■ **WHAT YOU HAVE TO DO**: Retype every entry in its entirety, without alteration.
+++++
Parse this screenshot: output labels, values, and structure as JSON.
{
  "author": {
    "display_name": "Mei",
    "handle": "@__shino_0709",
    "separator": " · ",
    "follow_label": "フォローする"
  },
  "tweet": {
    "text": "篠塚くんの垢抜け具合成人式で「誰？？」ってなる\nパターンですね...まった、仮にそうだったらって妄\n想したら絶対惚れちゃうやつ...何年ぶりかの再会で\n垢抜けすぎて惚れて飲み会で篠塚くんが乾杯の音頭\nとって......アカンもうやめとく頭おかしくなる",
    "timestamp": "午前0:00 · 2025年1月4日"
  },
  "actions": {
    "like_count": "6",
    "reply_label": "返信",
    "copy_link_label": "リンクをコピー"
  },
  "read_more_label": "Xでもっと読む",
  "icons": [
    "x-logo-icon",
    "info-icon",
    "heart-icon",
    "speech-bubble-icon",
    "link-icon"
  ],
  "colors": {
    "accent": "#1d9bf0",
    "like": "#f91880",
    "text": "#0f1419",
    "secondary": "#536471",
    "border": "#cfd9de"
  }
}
+++++
■ **WRITTEN ANSWER**:
Parse this screenshot: output labels, values, and structure as JSON.
{
  "author": {
    "display_name": "Mei",
    "handle": "@__shino_0709",
    "separator": " · ",
    "follow_label": "フォローする"
  },
  "tweet": {
    "text": "篠塚くんの垢抜け具合成人式で「誰？？」ってなる\nパターンですね...まった、仮にそうだったらって妄\n想したら絶対惚れちゃうやつ...何年ぶりかの再会で\n垢抜けすぎて惚れて飲み会で篠塚くんが乾杯の音頭\nとって......アカンもうやめとく頭おかしくなる",
    "timestamp": "午前0:00 · 2025年1月4日"
  },
  "actions": {
    "like_count": "6",
    "reply_label": "返信",
    "copy_link_label": "リンクをコピー"
  },
  "read_more_label": "Xでもっと読む",
  "icons": [
    "x-logo-icon",
    "info-icon",
    "heart-icon",
    "speech-bubble-icon",
    "link-icon"
  ],
  "colors": {
    "accent": "#1d9bf0",
    "like": "#f91880",
    "text": "#0f1419",
    "secondary": "#536471",
    "border": "#cfd9de"
  }
}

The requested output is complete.